-- Begin --

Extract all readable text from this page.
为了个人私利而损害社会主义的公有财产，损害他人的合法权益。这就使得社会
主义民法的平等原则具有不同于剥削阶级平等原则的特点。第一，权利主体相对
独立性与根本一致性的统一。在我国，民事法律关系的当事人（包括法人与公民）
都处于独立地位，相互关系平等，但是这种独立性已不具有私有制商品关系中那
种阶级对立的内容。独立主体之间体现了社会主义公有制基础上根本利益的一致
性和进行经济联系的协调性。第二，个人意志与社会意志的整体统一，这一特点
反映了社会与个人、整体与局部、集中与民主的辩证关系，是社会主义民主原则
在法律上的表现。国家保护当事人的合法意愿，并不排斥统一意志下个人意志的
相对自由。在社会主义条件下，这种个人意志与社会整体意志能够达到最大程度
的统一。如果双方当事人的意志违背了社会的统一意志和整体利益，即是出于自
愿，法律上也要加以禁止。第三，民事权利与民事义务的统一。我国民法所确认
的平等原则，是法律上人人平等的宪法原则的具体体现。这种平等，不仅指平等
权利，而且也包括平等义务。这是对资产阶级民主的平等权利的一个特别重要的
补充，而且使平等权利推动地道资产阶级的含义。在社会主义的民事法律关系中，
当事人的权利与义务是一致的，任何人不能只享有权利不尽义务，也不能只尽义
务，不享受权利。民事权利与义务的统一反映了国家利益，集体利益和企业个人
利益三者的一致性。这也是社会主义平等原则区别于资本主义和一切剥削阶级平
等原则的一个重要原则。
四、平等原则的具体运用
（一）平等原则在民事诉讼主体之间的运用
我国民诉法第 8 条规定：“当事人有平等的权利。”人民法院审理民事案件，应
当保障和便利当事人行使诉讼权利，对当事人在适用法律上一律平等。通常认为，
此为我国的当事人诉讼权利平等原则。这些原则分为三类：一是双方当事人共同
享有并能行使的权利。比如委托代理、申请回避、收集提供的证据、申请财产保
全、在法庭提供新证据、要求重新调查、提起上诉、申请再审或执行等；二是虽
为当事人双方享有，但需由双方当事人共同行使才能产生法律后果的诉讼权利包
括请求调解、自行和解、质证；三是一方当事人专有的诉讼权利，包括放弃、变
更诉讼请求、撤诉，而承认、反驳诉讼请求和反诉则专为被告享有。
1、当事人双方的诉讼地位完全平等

-- End --

Write out all the entries exactly.

Extract all readable text from this page.
为了个人私利而损害社会主义的公有财产，损害他人的合法权益。这就使得社会
主义民法的平等原则具有不同于剥削阶级平等原则的特点。第一，权利主体相对
独立性与根本一致性的统一。在我国，民事法律关系的当事人（包括法人与公民）
都处于独立地位，相互关系平等，但是这种独立性已不具有私有制商品关系中那
种阶级对立的内容。独立主体之间体现了社会主义公有制基础上根本利益的一致
性和进行经济联系的协调性。第二，个人意志与社会意志的整体统一，这一特点
反映了社会与个人、整体与局部、集中与民主的辩证关系，是社会主义民主原则
在法律上的表现。国家保护当事人的合法意愿，并不排斥统一意志下个人意志的
相对自由。在社会主义条件下，这种个人意志与社会整体意志能够达到最大程度
的统一。如果双方当事人的意志违背了社会的统一意志和整体利益，即是出于自
愿，法律上也要加以禁止。第三，民事权利与民事义务的统一。我国民法所确认
的平等原则，是法律上人人平等的宪法原则的具体体现。这种平等，不仅指平等
权利，而且也包括平等义务。这是对资产阶级民主的平等权利的一个特别重要的
补充，而且使平等权利推动地道资产阶级的含义。在社会主义的民事法律关系中，
当事人的权利与义务是一致的，任何人不能只享有权利不尽义务，也不能只尽义
务，不享受权利。民事权利与义务的统一反映了国家利益，集体利益和企业个人
利益三者的一致性。这也是社会主义平等原则区别于资本主义和一切剥削阶级平
等原则的一个重要原则。
四、平等原则的具体运用
（一）平等原则在民事诉讼主体之间的运用
我国民诉法第 8 条规定：“当事人有平等的权利。”人民法院审理民事案件，应
当保障和便利当事人行使诉讼权利，对当事人在适用法律上一律平等。通常认为，
此为我国的当事人诉讼权利平等原则。这些原则分为三类：一是双方当事人共同
享有并能行使的权利。比如委托代理、申请回避、收集提供的证据、申请财产保
全、在法庭提供新证据、要求重新调查、提起上诉、申请再审或执行等；二是虽
为当事人双方享有，但需由双方当事人共同行使才能产生法律后果的诉讼权利包
括请求调解、自行和解、质证；三是一方当事人专有的诉讼权利，包括放弃、变
更诉讼请求、撤诉，而承认、反驳诉讼请求和反诉则专为被告享有。
1、当事人双方的诉讼地位完全平等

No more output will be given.